Pictures are not part of the copy; repeat everything else in the records exactly.

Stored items
—————

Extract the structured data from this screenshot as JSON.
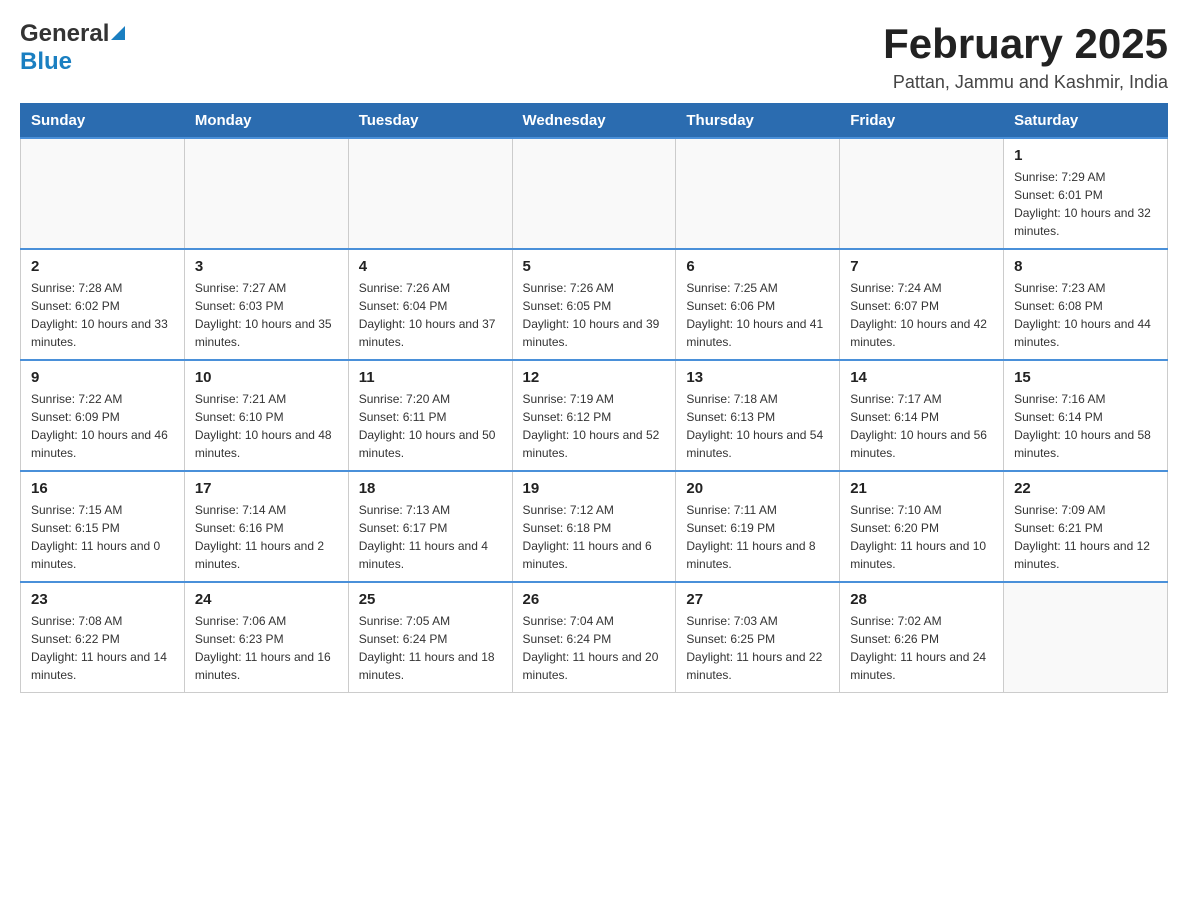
{
  "header": {
    "logo_general": "General",
    "logo_blue": "Blue",
    "month_title": "February 2025",
    "location": "Pattan, Jammu and Kashmir, India"
  },
  "days_of_week": [
    "Sunday",
    "Monday",
    "Tuesday",
    "Wednesday",
    "Thursday",
    "Friday",
    "Saturday"
  ],
  "weeks": [
    [
      {
        "day": "",
        "sunrise": "",
        "sunset": "",
        "daylight": ""
      },
      {
        "day": "",
        "sunrise": "",
        "sunset": "",
        "daylight": ""
      },
      {
        "day": "",
        "sunrise": "",
        "sunset": "",
        "daylight": ""
      },
      {
        "day": "",
        "sunrise": "",
        "sunset": "",
        "daylight": ""
      },
      {
        "day": "",
        "sunrise": "",
        "sunset": "",
        "daylight": ""
      },
      {
        "day": "",
        "sunrise": "",
        "sunset": "",
        "daylight": ""
      },
      {
        "day": "1",
        "sunrise": "Sunrise: 7:29 AM",
        "sunset": "Sunset: 6:01 PM",
        "daylight": "Daylight: 10 hours and 32 minutes."
      }
    ],
    [
      {
        "day": "2",
        "sunrise": "Sunrise: 7:28 AM",
        "sunset": "Sunset: 6:02 PM",
        "daylight": "Daylight: 10 hours and 33 minutes."
      },
      {
        "day": "3",
        "sunrise": "Sunrise: 7:27 AM",
        "sunset": "Sunset: 6:03 PM",
        "daylight": "Daylight: 10 hours and 35 minutes."
      },
      {
        "day": "4",
        "sunrise": "Sunrise: 7:26 AM",
        "sunset": "Sunset: 6:04 PM",
        "daylight": "Daylight: 10 hours and 37 minutes."
      },
      {
        "day": "5",
        "sunrise": "Sunrise: 7:26 AM",
        "sunset": "Sunset: 6:05 PM",
        "daylight": "Daylight: 10 hours and 39 minutes."
      },
      {
        "day": "6",
        "sunrise": "Sunrise: 7:25 AM",
        "sunset": "Sunset: 6:06 PM",
        "daylight": "Daylight: 10 hours and 41 minutes."
      },
      {
        "day": "7",
        "sunrise": "Sunrise: 7:24 AM",
        "sunset": "Sunset: 6:07 PM",
        "daylight": "Daylight: 10 hours and 42 minutes."
      },
      {
        "day": "8",
        "sunrise": "Sunrise: 7:23 AM",
        "sunset": "Sunset: 6:08 PM",
        "daylight": "Daylight: 10 hours and 44 minutes."
      }
    ],
    [
      {
        "day": "9",
        "sunrise": "Sunrise: 7:22 AM",
        "sunset": "Sunset: 6:09 PM",
        "daylight": "Daylight: 10 hours and 46 minutes."
      },
      {
        "day": "10",
        "sunrise": "Sunrise: 7:21 AM",
        "sunset": "Sunset: 6:10 PM",
        "daylight": "Daylight: 10 hours and 48 minutes."
      },
      {
        "day": "11",
        "sunrise": "Sunrise: 7:20 AM",
        "sunset": "Sunset: 6:11 PM",
        "daylight": "Daylight: 10 hours and 50 minutes."
      },
      {
        "day": "12",
        "sunrise": "Sunrise: 7:19 AM",
        "sunset": "Sunset: 6:12 PM",
        "daylight": "Daylight: 10 hours and 52 minutes."
      },
      {
        "day": "13",
        "sunrise": "Sunrise: 7:18 AM",
        "sunset": "Sunset: 6:13 PM",
        "daylight": "Daylight: 10 hours and 54 minutes."
      },
      {
        "day": "14",
        "sunrise": "Sunrise: 7:17 AM",
        "sunset": "Sunset: 6:14 PM",
        "daylight": "Daylight: 10 hours and 56 minutes."
      },
      {
        "day": "15",
        "sunrise": "Sunrise: 7:16 AM",
        "sunset": "Sunset: 6:14 PM",
        "daylight": "Daylight: 10 hours and 58 minutes."
      }
    ],
    [
      {
        "day": "16",
        "sunrise": "Sunrise: 7:15 AM",
        "sunset": "Sunset: 6:15 PM",
        "daylight": "Daylight: 11 hours and 0 minutes."
      },
      {
        "day": "17",
        "sunrise": "Sunrise: 7:14 AM",
        "sunset": "Sunset: 6:16 PM",
        "daylight": "Daylight: 11 hours and 2 minutes."
      },
      {
        "day": "18",
        "sunrise": "Sunrise: 7:13 AM",
        "sunset": "Sunset: 6:17 PM",
        "daylight": "Daylight: 11 hours and 4 minutes."
      },
      {
        "day": "19",
        "sunrise": "Sunrise: 7:12 AM",
        "sunset": "Sunset: 6:18 PM",
        "daylight": "Daylight: 11 hours and 6 minutes."
      },
      {
        "day": "20",
        "sunrise": "Sunrise: 7:11 AM",
        "sunset": "Sunset: 6:19 PM",
        "daylight": "Daylight: 11 hours and 8 minutes."
      },
      {
        "day": "21",
        "sunrise": "Sunrise: 7:10 AM",
        "sunset": "Sunset: 6:20 PM",
        "daylight": "Daylight: 11 hours and 10 minutes."
      },
      {
        "day": "22",
        "sunrise": "Sunrise: 7:09 AM",
        "sunset": "Sunset: 6:21 PM",
        "daylight": "Daylight: 11 hours and 12 minutes."
      }
    ],
    [
      {
        "day": "23",
        "sunrise": "Sunrise: 7:08 AM",
        "sunset": "Sunset: 6:22 PM",
        "daylight": "Daylight: 11 hours and 14 minutes."
      },
      {
        "day": "24",
        "sunrise": "Sunrise: 7:06 AM",
        "sunset": "Sunset: 6:23 PM",
        "daylight": "Daylight: 11 hours and 16 minutes."
      },
      {
        "day": "25",
        "sunrise": "Sunrise: 7:05 AM",
        "sunset": "Sunset: 6:24 PM",
        "daylight": "Daylight: 11 hours and 18 minutes."
      },
      {
        "day": "26",
        "sunrise": "Sunrise: 7:04 AM",
        "sunset": "Sunset: 6:24 PM",
        "daylight": "Daylight: 11 hours and 20 minutes."
      },
      {
        "day": "27",
        "sunrise": "Sunrise: 7:03 AM",
        "sunset": "Sunset: 6:25 PM",
        "daylight": "Daylight: 11 hours and 22 minutes."
      },
      {
        "day": "28",
        "sunrise": "Sunrise: 7:02 AM",
        "sunset": "Sunset: 6:26 PM",
        "daylight": "Daylight: 11 hours and 24 minutes."
      },
      {
        "day": "",
        "sunrise": "",
        "sunset": "",
        "daylight": ""
      }
    ]
  ]
}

—————

_Response below_
Extract the structured data from this screenshot as JSON.
{
  "header": {
    "logo_general": "General",
    "logo_blue": "Blue",
    "month_title": "February 2025",
    "location": "Pattan, Jammu and Kashmir, India"
  },
  "days_of_week": [
    "Sunday",
    "Monday",
    "Tuesday",
    "Wednesday",
    "Thursday",
    "Friday",
    "Saturday"
  ],
  "weeks": [
    [
      {
        "day": "",
        "sunrise": "",
        "sunset": "",
        "daylight": ""
      },
      {
        "day": "",
        "sunrise": "",
        "sunset": "",
        "daylight": ""
      },
      {
        "day": "",
        "sunrise": "",
        "sunset": "",
        "daylight": ""
      },
      {
        "day": "",
        "sunrise": "",
        "sunset": "",
        "daylight": ""
      },
      {
        "day": "",
        "sunrise": "",
        "sunset": "",
        "daylight": ""
      },
      {
        "day": "",
        "sunrise": "",
        "sunset": "",
        "daylight": ""
      },
      {
        "day": "1",
        "sunrise": "Sunrise: 7:29 AM",
        "sunset": "Sunset: 6:01 PM",
        "daylight": "Daylight: 10 hours and 32 minutes."
      }
    ],
    [
      {
        "day": "2",
        "sunrise": "Sunrise: 7:28 AM",
        "sunset": "Sunset: 6:02 PM",
        "daylight": "Daylight: 10 hours and 33 minutes."
      },
      {
        "day": "3",
        "sunrise": "Sunrise: 7:27 AM",
        "sunset": "Sunset: 6:03 PM",
        "daylight": "Daylight: 10 hours and 35 minutes."
      },
      {
        "day": "4",
        "sunrise": "Sunrise: 7:26 AM",
        "sunset": "Sunset: 6:04 PM",
        "daylight": "Daylight: 10 hours and 37 minutes."
      },
      {
        "day": "5",
        "sunrise": "Sunrise: 7:26 AM",
        "sunset": "Sunset: 6:05 PM",
        "daylight": "Daylight: 10 hours and 39 minutes."
      },
      {
        "day": "6",
        "sunrise": "Sunrise: 7:25 AM",
        "sunset": "Sunset: 6:06 PM",
        "daylight": "Daylight: 10 hours and 41 minutes."
      },
      {
        "day": "7",
        "sunrise": "Sunrise: 7:24 AM",
        "sunset": "Sunset: 6:07 PM",
        "daylight": "Daylight: 10 hours and 42 minutes."
      },
      {
        "day": "8",
        "sunrise": "Sunrise: 7:23 AM",
        "sunset": "Sunset: 6:08 PM",
        "daylight": "Daylight: 10 hours and 44 minutes."
      }
    ],
    [
      {
        "day": "9",
        "sunrise": "Sunrise: 7:22 AM",
        "sunset": "Sunset: 6:09 PM",
        "daylight": "Daylight: 10 hours and 46 minutes."
      },
      {
        "day": "10",
        "sunrise": "Sunrise: 7:21 AM",
        "sunset": "Sunset: 6:10 PM",
        "daylight": "Daylight: 10 hours and 48 minutes."
      },
      {
        "day": "11",
        "sunrise": "Sunrise: 7:20 AM",
        "sunset": "Sunset: 6:11 PM",
        "daylight": "Daylight: 10 hours and 50 minutes."
      },
      {
        "day": "12",
        "sunrise": "Sunrise: 7:19 AM",
        "sunset": "Sunset: 6:12 PM",
        "daylight": "Daylight: 10 hours and 52 minutes."
      },
      {
        "day": "13",
        "sunrise": "Sunrise: 7:18 AM",
        "sunset": "Sunset: 6:13 PM",
        "daylight": "Daylight: 10 hours and 54 minutes."
      },
      {
        "day": "14",
        "sunrise": "Sunrise: 7:17 AM",
        "sunset": "Sunset: 6:14 PM",
        "daylight": "Daylight: 10 hours and 56 minutes."
      },
      {
        "day": "15",
        "sunrise": "Sunrise: 7:16 AM",
        "sunset": "Sunset: 6:14 PM",
        "daylight": "Daylight: 10 hours and 58 minutes."
      }
    ],
    [
      {
        "day": "16",
        "sunrise": "Sunrise: 7:15 AM",
        "sunset": "Sunset: 6:15 PM",
        "daylight": "Daylight: 11 hours and 0 minutes."
      },
      {
        "day": "17",
        "sunrise": "Sunrise: 7:14 AM",
        "sunset": "Sunset: 6:16 PM",
        "daylight": "Daylight: 11 hours and 2 minutes."
      },
      {
        "day": "18",
        "sunrise": "Sunrise: 7:13 AM",
        "sunset": "Sunset: 6:17 PM",
        "daylight": "Daylight: 11 hours and 4 minutes."
      },
      {
        "day": "19",
        "sunrise": "Sunrise: 7:12 AM",
        "sunset": "Sunset: 6:18 PM",
        "daylight": "Daylight: 11 hours and 6 minutes."
      },
      {
        "day": "20",
        "sunrise": "Sunrise: 7:11 AM",
        "sunset": "Sunset: 6:19 PM",
        "daylight": "Daylight: 11 hours and 8 minutes."
      },
      {
        "day": "21",
        "sunrise": "Sunrise: 7:10 AM",
        "sunset": "Sunset: 6:20 PM",
        "daylight": "Daylight: 11 hours and 10 minutes."
      },
      {
        "day": "22",
        "sunrise": "Sunrise: 7:09 AM",
        "sunset": "Sunset: 6:21 PM",
        "daylight": "Daylight: 11 hours and 12 minutes."
      }
    ],
    [
      {
        "day": "23",
        "sunrise": "Sunrise: 7:08 AM",
        "sunset": "Sunset: 6:22 PM",
        "daylight": "Daylight: 11 hours and 14 minutes."
      },
      {
        "day": "24",
        "sunrise": "Sunrise: 7:06 AM",
        "sunset": "Sunset: 6:23 PM",
        "daylight": "Daylight: 11 hours and 16 minutes."
      },
      {
        "day": "25",
        "sunrise": "Sunrise: 7:05 AM",
        "sunset": "Sunset: 6:24 PM",
        "daylight": "Daylight: 11 hours and 18 minutes."
      },
      {
        "day": "26",
        "sunrise": "Sunrise: 7:04 AM",
        "sunset": "Sunset: 6:24 PM",
        "daylight": "Daylight: 11 hours and 20 minutes."
      },
      {
        "day": "27",
        "sunrise": "Sunrise: 7:03 AM",
        "sunset": "Sunset: 6:25 PM",
        "daylight": "Daylight: 11 hours and 22 minutes."
      },
      {
        "day": "28",
        "sunrise": "Sunrise: 7:02 AM",
        "sunset": "Sunset: 6:26 PM",
        "daylight": "Daylight: 11 hours and 24 minutes."
      },
      {
        "day": "",
        "sunrise": "",
        "sunset": "",
        "daylight": ""
      }
    ]
  ]
}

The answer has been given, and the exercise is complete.